Goal >>
Report how many lines of these entries hold the string "ffffff"; reply with the number alone.

Listed records >>
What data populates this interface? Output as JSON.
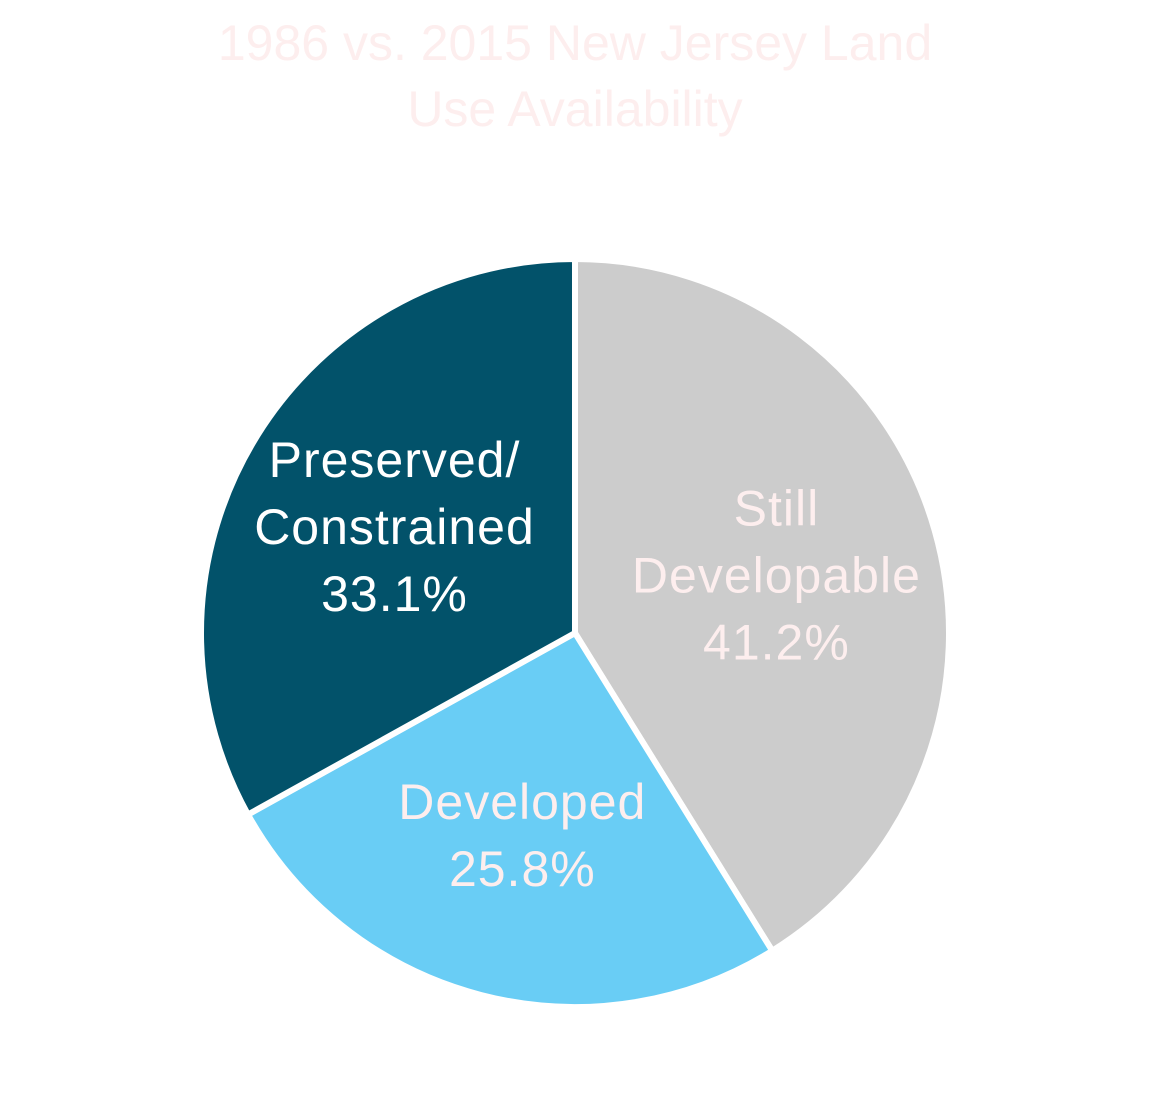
{
  "chart_data": {
    "type": "pie",
    "title_lines": [
      "1986 vs. 2015 New Jersey Land",
      "Use Availability"
    ],
    "slices": [
      {
        "name": "Still Developable",
        "label_lines": [
          "Still",
          "Developable"
        ],
        "value": 41.2,
        "value_label": "41.2%",
        "color": "#cccccc",
        "text_color": "#fdeeee"
      },
      {
        "name": "Developed",
        "label_lines": [
          "Developed"
        ],
        "value": 25.8,
        "value_label": "25.8%",
        "color": "#69cdf5",
        "text_color": "#fdeeee"
      },
      {
        "name": "Preserved/Constrained",
        "label_lines": [
          "Preserved/",
          "Constrained"
        ],
        "value": 33.1,
        "value_label": "33.1%",
        "color": "#02526a",
        "text_color": "#ffffff"
      }
    ],
    "start_angle": "top",
    "direction": "clockwise"
  }
}
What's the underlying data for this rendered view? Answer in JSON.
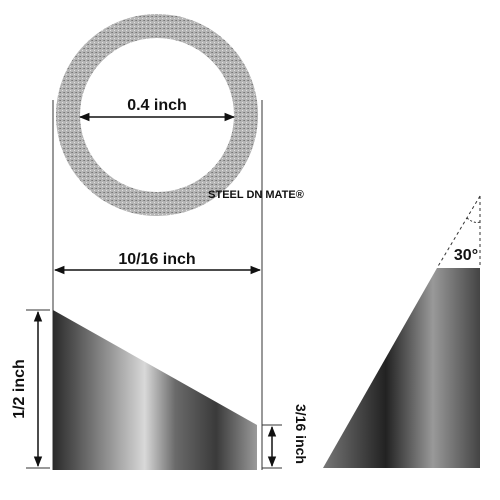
{
  "inner_diameter": "0.4 inch",
  "brand": "STEEL DN MATE®",
  "outer_diameter": "10/16 inch",
  "height": "1/2 inch",
  "short_height": "3/16 inch",
  "angle": "30°"
}
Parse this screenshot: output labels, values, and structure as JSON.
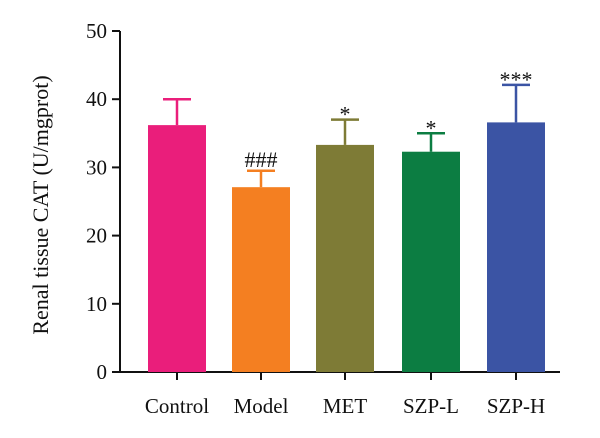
{
  "chart_data": {
    "type": "bar",
    "title": "",
    "xlabel": "",
    "ylabel": "Renal tissue CAT (U/mgprot)",
    "ylim": [
      0,
      50
    ],
    "yticks": [
      0,
      10,
      20,
      30,
      40,
      50
    ],
    "categories": [
      "Control",
      "Model",
      "MET",
      "SZP-L",
      "SZP-H"
    ],
    "values": [
      36.2,
      27.1,
      33.3,
      32.3,
      36.6
    ],
    "errors": [
      3.8,
      2.4,
      3.7,
      2.7,
      5.5
    ],
    "significance": [
      "",
      "###",
      "*",
      "*",
      "***"
    ],
    "colors": [
      "#ea1e7b",
      "#f47f21",
      "#7e7b36",
      "#0c7d42",
      "#3b54a4"
    ],
    "grid": false,
    "legend": "none"
  }
}
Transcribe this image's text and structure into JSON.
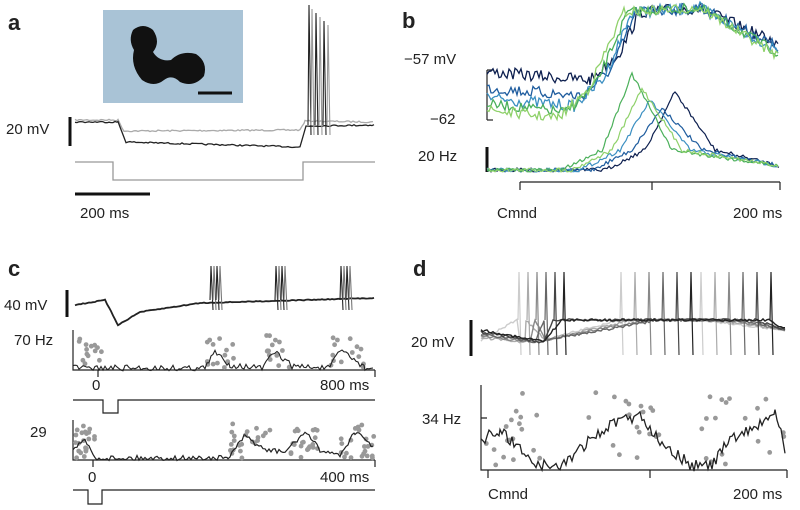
{
  "panels": [
    {
      "label": "a",
      "scale_voltage": "20 mV",
      "scale_time": "200 ms"
    },
    {
      "label": "b",
      "voltage_top": "−57 mV",
      "voltage_bottom": "−62",
      "rate_scale": "20 Hz",
      "x_start": "Cmnd",
      "x_end": "200 ms"
    },
    {
      "label": "c",
      "scale_voltage": "40 mV",
      "rate_top": "70 Hz",
      "x_start_top": "0",
      "x_end_top": "800 ms",
      "rate_bottom": "29",
      "x_start_bottom": "0",
      "x_end_bottom": "400 ms"
    },
    {
      "label": "d",
      "scale_voltage": "20 mV",
      "rate": "34 Hz",
      "x_start": "Cmnd",
      "x_end": "200 ms"
    }
  ]
}
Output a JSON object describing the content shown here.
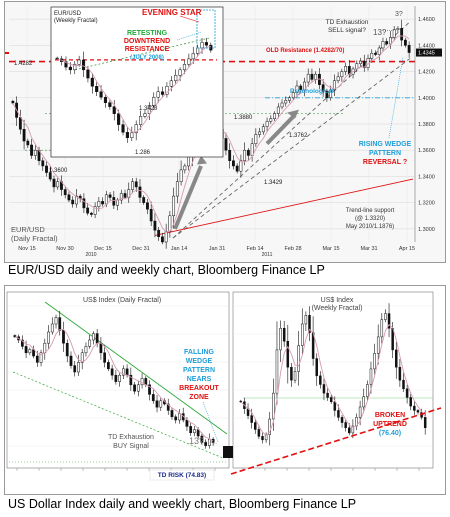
{
  "figure1": {
    "caption": "EUR/USD daily and weekly chart, Bloomberg Finance LP",
    "chart_data": {
      "type": "candlestick",
      "title": "EUR/USD (Daily Fractal)",
      "x_ticks": [
        "Nov 15",
        "Nov 30",
        "Dec 15",
        "Dec 31",
        "Jan 14",
        "Jan 31",
        "Feb 14",
        "Feb 28",
        "Mar 15",
        "Mar 31",
        "Apr 15"
      ],
      "x_year_labels": [
        "2010",
        "2011"
      ],
      "y_ticks": [
        "1.4600",
        "1.4400",
        "1.4200",
        "1.4000",
        "1.3800",
        "1.3600",
        "1.3400",
        "1.3200",
        "1.3000"
      ],
      "ylim": [
        1.29,
        1.47
      ],
      "last_price": "1.4345",
      "closes": [
        1.396,
        1.385,
        1.376,
        1.367,
        1.364,
        1.356,
        1.36,
        1.352,
        1.348,
        1.343,
        1.338,
        1.332,
        1.336,
        1.33,
        1.326,
        1.322,
        1.319,
        1.325,
        1.323,
        1.316,
        1.312,
        1.311,
        1.317,
        1.321,
        1.319,
        1.326,
        1.324,
        1.318,
        1.322,
        1.327,
        1.324,
        1.33,
        1.336,
        1.332,
        1.324,
        1.32,
        1.315,
        1.306,
        1.299,
        1.294,
        1.29,
        1.298,
        1.31,
        1.325,
        1.336,
        1.345,
        1.348,
        1.356,
        1.368,
        1.369,
        1.364,
        1.369,
        1.374,
        1.376,
        1.381,
        1.376,
        1.369,
        1.36,
        1.352,
        1.348,
        1.344,
        1.352,
        1.36,
        1.356,
        1.365,
        1.372,
        1.374,
        1.378,
        1.382,
        1.384,
        1.388,
        1.393,
        1.396,
        1.398,
        1.4,
        1.404,
        1.409,
        1.406,
        1.412,
        1.418,
        1.414,
        1.418,
        1.41,
        1.405,
        1.4,
        1.406,
        1.413,
        1.416,
        1.42,
        1.424,
        1.418,
        1.422,
        1.426,
        1.428,
        1.423,
        1.43,
        1.434,
        1.433,
        1.438,
        1.443,
        1.441,
        1.446,
        1.452,
        1.453,
        1.444,
        1.44,
        1.4345
      ]
    },
    "inset": {
      "title": "EUR/USD",
      "subtitle": "(Weekly Fractal)",
      "price_labels": [
        "1.4282",
        "1.3428",
        "1.286"
      ],
      "closes": [
        1.43,
        1.425,
        1.415,
        1.41,
        1.42,
        1.428,
        1.41,
        1.395,
        1.38,
        1.37,
        1.36,
        1.35,
        1.3428,
        1.33,
        1.31,
        1.296,
        1.286,
        1.295,
        1.31,
        1.325,
        1.33,
        1.345,
        1.36,
        1.37,
        1.365,
        1.38,
        1.39,
        1.4,
        1.41,
        1.42,
        1.43,
        1.44,
        1.45,
        1.46,
        1.455,
        1.446
      ]
    },
    "annotations": {
      "evening_star": "EVENING STAR",
      "retesting_1": "RETESTING",
      "retesting_2": "DOWNTREND",
      "retesting_3": "RESISTANCE",
      "retesting_4": "(JULY 2008)",
      "td_1": "TD Exhaustion",
      "td_2": "SELL signal?",
      "count_3": "3?",
      "count_13": "13?",
      "old_resistance": "OLD Resistance (1.4282/70)",
      "psychological": "Psychological",
      "level_13880": "1.3880",
      "level_13600": "1.3600",
      "level_13762": "1.3762",
      "level_13429": "1.3429",
      "wedge_1": "RISING WEDGE",
      "wedge_2": "PATTERN",
      "wedge_3": "REVERSAL ?",
      "trend_1": "Trend-line support",
      "trend_2": "(@ 1.3320)",
      "trend_3": "May 2010/1.1876)",
      "daily_1": "EUR/USD",
      "daily_2": "(Daily Fractal)"
    },
    "colors": {
      "bull": "#ffffff",
      "bear": "#111111",
      "ma": "#d79ab6",
      "red": "#e01010",
      "cyan": "#1e9fd8",
      "green": "#22a83a",
      "grey": "#8a8a8a"
    }
  },
  "figure2": {
    "caption": "US Dollar Index daily and weekly chart, Bloomberg Finance LP",
    "left": {
      "chart_data": {
        "type": "candlestick",
        "title": "US$ Index (Daily Fractal)",
        "closes": [
          81.2,
          81.0,
          80.6,
          80.2,
          80.4,
          80.0,
          79.6,
          80.2,
          80.8,
          81.5,
          82.0,
          82.4,
          81.6,
          80.8,
          80.0,
          79.4,
          79.0,
          79.6,
          80.2,
          80.6,
          81.0,
          81.4,
          80.8,
          80.2,
          79.6,
          79.2,
          78.8,
          78.4,
          78.8,
          79.2,
          78.8,
          78.2,
          77.8,
          78.2,
          78.6,
          78.2,
          77.6,
          77.2,
          76.8,
          77.2,
          77.0,
          76.6,
          76.2,
          76.0,
          76.4,
          76.0,
          75.6,
          75.2,
          75.4,
          75.0,
          74.6,
          74.4,
          74.8,
          74.6
        ]
      },
      "annotations": {
        "falling_1": "FALLING",
        "falling_2": "WEDGE",
        "falling_3": "PATTERN",
        "falling_4": "NEARS",
        "falling_5": "BREAKOUT",
        "falling_6": "ZONE",
        "td_1": "TD Exhaustion",
        "td_2": "BUY Signal",
        "count_13": "13?",
        "risk": "TD RISK (74.83)"
      }
    },
    "right": {
      "chart_data": {
        "type": "candlestick",
        "title": "US$ Index (Weekly Fractal)",
        "closes": [
          78.0,
          77.2,
          76.4,
          75.6,
          74.8,
          74.0,
          73.6,
          74.2,
          76.0,
          79.0,
          84.0,
          86.5,
          85.0,
          82.0,
          80.5,
          81.5,
          84.5,
          87.0,
          88.0,
          86.0,
          83.0,
          81.0,
          80.0,
          79.0,
          78.5,
          78.0,
          77.0,
          76.2,
          75.6,
          75.0,
          74.4,
          75.2,
          76.2,
          77.4,
          78.6,
          80.0,
          81.8,
          83.6,
          85.5,
          87.5,
          88.2,
          86.5,
          84.0,
          82.0,
          80.5,
          79.5,
          78.5,
          77.5,
          77.0,
          76.8,
          76.2,
          75.0
        ]
      },
      "annotations": {
        "broken_1": "BROKEN",
        "broken_2": "UPTREND",
        "broken_3": "(76.40)"
      }
    }
  }
}
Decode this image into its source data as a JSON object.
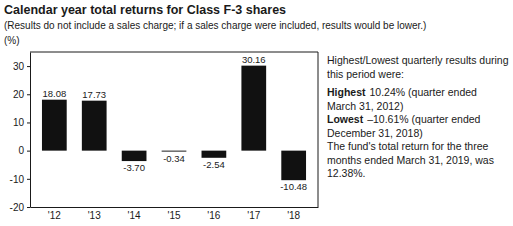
{
  "chart_data": {
    "type": "bar",
    "title": "Calendar year total returns for Class F-3 shares",
    "subtitle": "(Results do not include a sales charge; if a sales charge were included, results would be lower.)",
    "y_label": "(%)",
    "categories": [
      "'12",
      "'13",
      "'14",
      "'15",
      "'16",
      "'17",
      "'18"
    ],
    "values": [
      18.08,
      17.73,
      -3.7,
      -0.34,
      -2.54,
      30.16,
      -10.48
    ],
    "value_labels": [
      "18.08",
      "17.73",
      "-3.70",
      "-0.34",
      "-2.54",
      "30.16",
      "-10.48"
    ],
    "color": "#111111",
    "ylim": [
      -20,
      35
    ],
    "yticks": [
      -20,
      -10,
      0,
      10,
      20,
      30
    ],
    "grid": false,
    "data_labels": true,
    "annotations": [
      "Highest/Lowest quarterly results during this period were:",
      "Highest",
      "10.24% (quarter ended March 31, 2012)",
      "Lowest",
      "–10.61% (quarter ended December 31, 2018)",
      "The fund's total return for the three months ended March 31, 2019, was 12.38%."
    ]
  }
}
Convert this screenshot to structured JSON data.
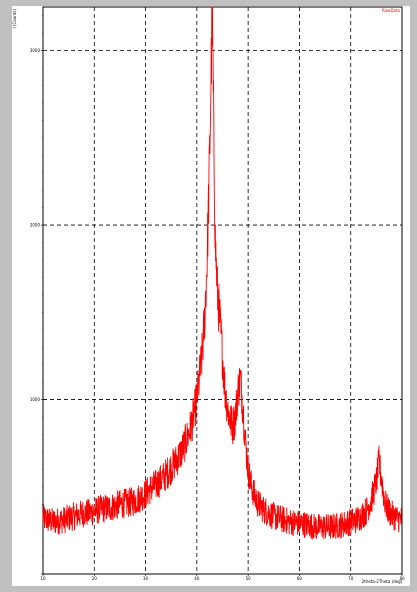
{
  "window": {
    "frame_color": "#c0c0c0",
    "plot_bg": "#ffffff"
  },
  "chart_data": {
    "type": "line",
    "legend_label": "RawData",
    "legend_placement": "top-right",
    "ylabel": "I (Counts)",
    "xlabel": "2theta-2Theta (deg)",
    "xlim": [
      10,
      80
    ],
    "ylim": [
      0,
      3250
    ],
    "grid": true,
    "grid_style": "dashed",
    "x_ticks": [
      10,
      20,
      30,
      40,
      50,
      60,
      70,
      80
    ],
    "y_ticks": [
      0,
      1000,
      2000,
      3000
    ],
    "x_tick_labels": [
      "10",
      "20",
      "30",
      "40",
      "50",
      "60",
      "70",
      "80"
    ],
    "y_tick_labels": [
      "",
      "1000",
      "2000",
      "3000"
    ],
    "series": [
      {
        "color": "#ff0000",
        "x": [
          10,
          11,
          12,
          13,
          14,
          15,
          16,
          17,
          18,
          19,
          20,
          21,
          22,
          23,
          24,
          25,
          26,
          27,
          28,
          29,
          30,
          31,
          32,
          33,
          34,
          35,
          36,
          37,
          38,
          39,
          40,
          41,
          41.5,
          42,
          42.5,
          43,
          43.3,
          43.6,
          44,
          44.5,
          45,
          45.5,
          46,
          46.5,
          47,
          47.5,
          48,
          48.5,
          49,
          49.5,
          50,
          50.5,
          51,
          51.5,
          52,
          53,
          54,
          55,
          56,
          57,
          58,
          59,
          60,
          61,
          62,
          63,
          64,
          65,
          66,
          67,
          68,
          69,
          70,
          71,
          72,
          73,
          74,
          75,
          75.5,
          76,
          76.5,
          77,
          77.5,
          78,
          79,
          80
        ],
        "y": [
          320,
          310,
          300,
          305,
          310,
          320,
          330,
          340,
          350,
          350,
          360,
          370,
          375,
          380,
          390,
          400,
          405,
          410,
          420,
          440,
          460,
          490,
          510,
          540,
          570,
          610,
          650,
          700,
          770,
          860,
          1000,
          1250,
          1450,
          1800,
          2400,
          3250,
          2500,
          1900,
          1620,
          1450,
          1250,
          1050,
          950,
          880,
          850,
          900,
          1050,
          1120,
          950,
          750,
          600,
          520,
          470,
          430,
          400,
          370,
          350,
          330,
          320,
          310,
          300,
          295,
          290,
          285,
          280,
          270,
          270,
          270,
          270,
          275,
          280,
          290,
          300,
          310,
          330,
          360,
          420,
          530,
          640,
          550,
          440,
          380,
          360,
          340,
          320,
          310
        ]
      }
    ]
  }
}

Exercise response >>
3